── Input

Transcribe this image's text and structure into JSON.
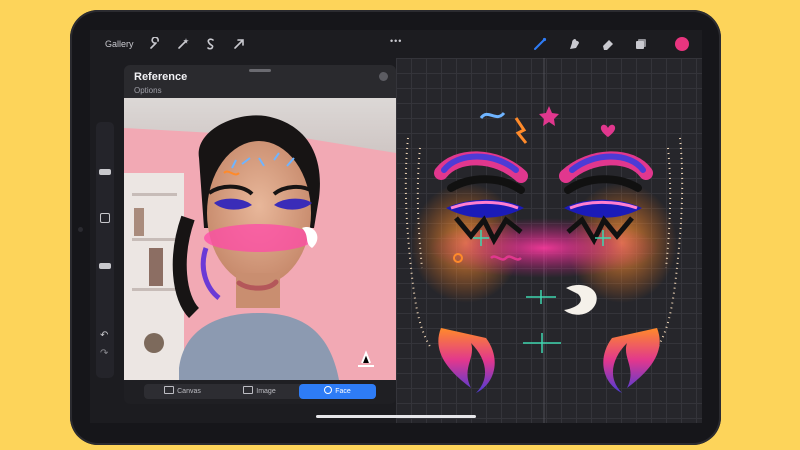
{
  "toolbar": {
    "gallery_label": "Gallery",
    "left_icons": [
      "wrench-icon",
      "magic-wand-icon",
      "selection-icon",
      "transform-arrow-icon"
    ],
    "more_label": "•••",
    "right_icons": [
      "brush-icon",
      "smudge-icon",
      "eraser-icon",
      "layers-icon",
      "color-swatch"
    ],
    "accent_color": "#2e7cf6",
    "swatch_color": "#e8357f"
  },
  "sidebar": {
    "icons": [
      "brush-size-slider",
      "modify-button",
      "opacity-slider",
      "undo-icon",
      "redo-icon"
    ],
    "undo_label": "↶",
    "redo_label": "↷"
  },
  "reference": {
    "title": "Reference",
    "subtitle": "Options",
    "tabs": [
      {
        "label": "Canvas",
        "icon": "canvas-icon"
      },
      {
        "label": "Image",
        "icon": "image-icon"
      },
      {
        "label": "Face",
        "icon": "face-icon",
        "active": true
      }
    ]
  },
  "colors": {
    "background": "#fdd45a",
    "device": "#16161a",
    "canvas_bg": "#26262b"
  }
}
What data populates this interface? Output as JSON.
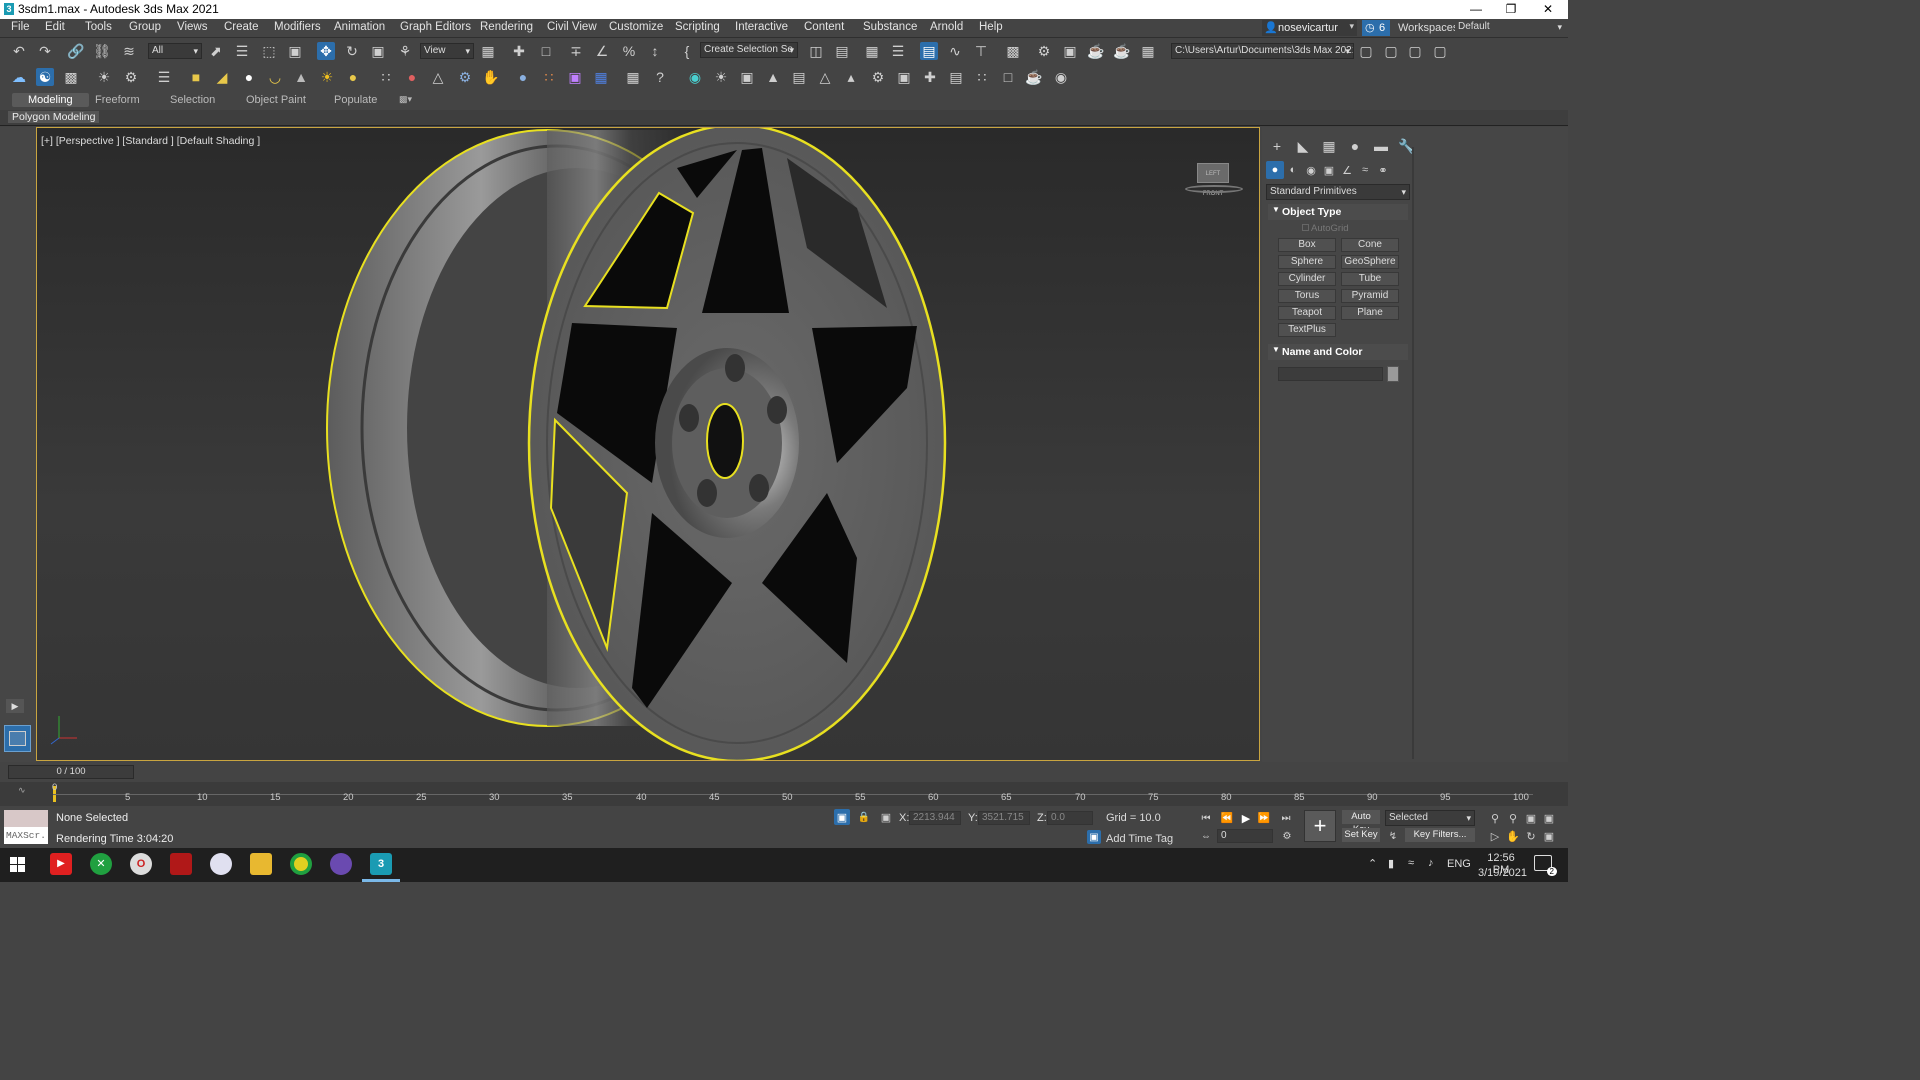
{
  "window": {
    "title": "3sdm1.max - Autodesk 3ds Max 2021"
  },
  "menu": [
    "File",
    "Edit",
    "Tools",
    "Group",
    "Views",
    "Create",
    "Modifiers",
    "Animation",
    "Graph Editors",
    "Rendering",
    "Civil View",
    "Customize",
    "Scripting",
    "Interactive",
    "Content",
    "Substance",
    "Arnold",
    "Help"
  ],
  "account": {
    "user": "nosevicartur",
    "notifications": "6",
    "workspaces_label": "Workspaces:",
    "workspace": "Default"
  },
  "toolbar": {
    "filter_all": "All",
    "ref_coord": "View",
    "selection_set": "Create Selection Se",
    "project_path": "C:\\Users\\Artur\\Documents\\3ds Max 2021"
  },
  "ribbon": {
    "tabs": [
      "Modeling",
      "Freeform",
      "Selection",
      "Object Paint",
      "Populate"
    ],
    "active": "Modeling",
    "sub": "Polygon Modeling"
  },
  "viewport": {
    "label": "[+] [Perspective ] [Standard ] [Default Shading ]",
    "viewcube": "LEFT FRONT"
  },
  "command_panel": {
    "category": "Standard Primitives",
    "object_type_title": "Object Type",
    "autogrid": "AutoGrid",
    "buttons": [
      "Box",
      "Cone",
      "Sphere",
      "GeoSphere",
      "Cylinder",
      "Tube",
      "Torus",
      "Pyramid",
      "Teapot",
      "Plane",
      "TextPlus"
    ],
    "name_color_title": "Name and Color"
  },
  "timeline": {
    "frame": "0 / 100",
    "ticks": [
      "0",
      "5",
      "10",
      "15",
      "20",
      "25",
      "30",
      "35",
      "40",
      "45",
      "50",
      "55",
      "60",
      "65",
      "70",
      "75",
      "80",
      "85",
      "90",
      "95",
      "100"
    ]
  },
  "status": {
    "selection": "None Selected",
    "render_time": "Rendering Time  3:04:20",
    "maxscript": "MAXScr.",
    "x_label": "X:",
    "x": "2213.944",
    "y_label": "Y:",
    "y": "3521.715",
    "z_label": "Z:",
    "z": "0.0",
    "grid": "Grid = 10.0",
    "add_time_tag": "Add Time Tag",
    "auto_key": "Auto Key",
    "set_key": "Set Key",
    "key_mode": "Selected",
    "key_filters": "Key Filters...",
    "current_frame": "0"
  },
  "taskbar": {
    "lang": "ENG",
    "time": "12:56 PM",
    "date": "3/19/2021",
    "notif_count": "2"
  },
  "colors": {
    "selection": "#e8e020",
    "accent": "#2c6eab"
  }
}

────

Give back the entries verbatim. Do not include any picture.

Transcribe this image's text and structure into JSON.
{
  "toolbar": {
    "gallery_label": "Gallery",
    "left_icons": [
      "wrench-icon",
      "magic-wand-icon",
      "selection-icon",
      "transform-arrow-icon"
    ],
    "more_label": "•••",
    "right_icons": [
      "brush-icon",
      "smudge-icon",
      "eraser-icon",
      "layers-icon",
      "color-swatch"
    ],
    "accent_color": "#2e7cf6",
    "swatch_color": "#e8357f"
  },
  "sidebar": {
    "icons": [
      "brush-size-slider",
      "modify-button",
      "opacity-slider",
      "undo-icon",
      "redo-icon"
    ],
    "undo_label": "↶",
    "redo_label": "↷"
  },
  "reference": {
    "title": "Reference",
    "subtitle": "Options",
    "tabs": [
      {
        "label": "Canvas",
        "icon": "canvas-icon"
      },
      {
        "label": "Image",
        "icon": "image-icon"
      },
      {
        "label": "Face",
        "icon": "face-icon",
        "active": true
      }
    ]
  },
  "colors": {
    "background": "#fdd45a",
    "device": "#16161a",
    "canvas_bg": "#26262b"
  }
}
What data populates this interface? Output as JSON.
{
  "window": {
    "title": "3sdm1.max - Autodesk 3ds Max 2021"
  },
  "menu": [
    "File",
    "Edit",
    "Tools",
    "Group",
    "Views",
    "Create",
    "Modifiers",
    "Animation",
    "Graph Editors",
    "Rendering",
    "Civil View",
    "Customize",
    "Scripting",
    "Interactive",
    "Content",
    "Substance",
    "Arnold",
    "Help"
  ],
  "account": {
    "user": "nosevicartur",
    "notifications": "6",
    "workspaces_label": "Workspaces:",
    "workspace": "Default"
  },
  "toolbar": {
    "filter_all": "All",
    "ref_coord": "View",
    "selection_set": "Create Selection Se",
    "project_path": "C:\\Users\\Artur\\Documents\\3ds Max 2021"
  },
  "ribbon": {
    "tabs": [
      "Modeling",
      "Freeform",
      "Selection",
      "Object Paint",
      "Populate"
    ],
    "active": "Modeling",
    "sub": "Polygon Modeling"
  },
  "viewport": {
    "label": "[+] [Perspective ] [Standard ] [Default Shading ]",
    "viewcube": "LEFT FRONT"
  },
  "command_panel": {
    "category": "Standard Primitives",
    "object_type_title": "Object Type",
    "autogrid": "AutoGrid",
    "buttons": [
      "Box",
      "Cone",
      "Sphere",
      "GeoSphere",
      "Cylinder",
      "Tube",
      "Torus",
      "Pyramid",
      "Teapot",
      "Plane",
      "TextPlus"
    ],
    "name_color_title": "Name and Color"
  },
  "timeline": {
    "frame": "0 / 100",
    "ticks": [
      "0",
      "5",
      "10",
      "15",
      "20",
      "25",
      "30",
      "35",
      "40",
      "45",
      "50",
      "55",
      "60",
      "65",
      "70",
      "75",
      "80",
      "85",
      "90",
      "95",
      "100"
    ]
  },
  "status": {
    "selection": "None Selected",
    "render_time": "Rendering Time  3:04:20",
    "maxscript": "MAXScr.",
    "x_label": "X:",
    "x": "2213.944",
    "y_label": "Y:",
    "y": "3521.715",
    "z_label": "Z:",
    "z": "0.0",
    "grid": "Grid = 10.0",
    "add_time_tag": "Add Time Tag",
    "auto_key": "Auto Key",
    "set_key": "Set Key",
    "key_mode": "Selected",
    "key_filters": "Key Filters...",
    "current_frame": "0"
  },
  "taskbar": {
    "lang": "ENG",
    "time": "12:56 PM",
    "date": "3/19/2021",
    "notif_count": "2"
  },
  "colors": {
    "selection": "#e8e020",
    "accent": "#2c6eab"
  }
}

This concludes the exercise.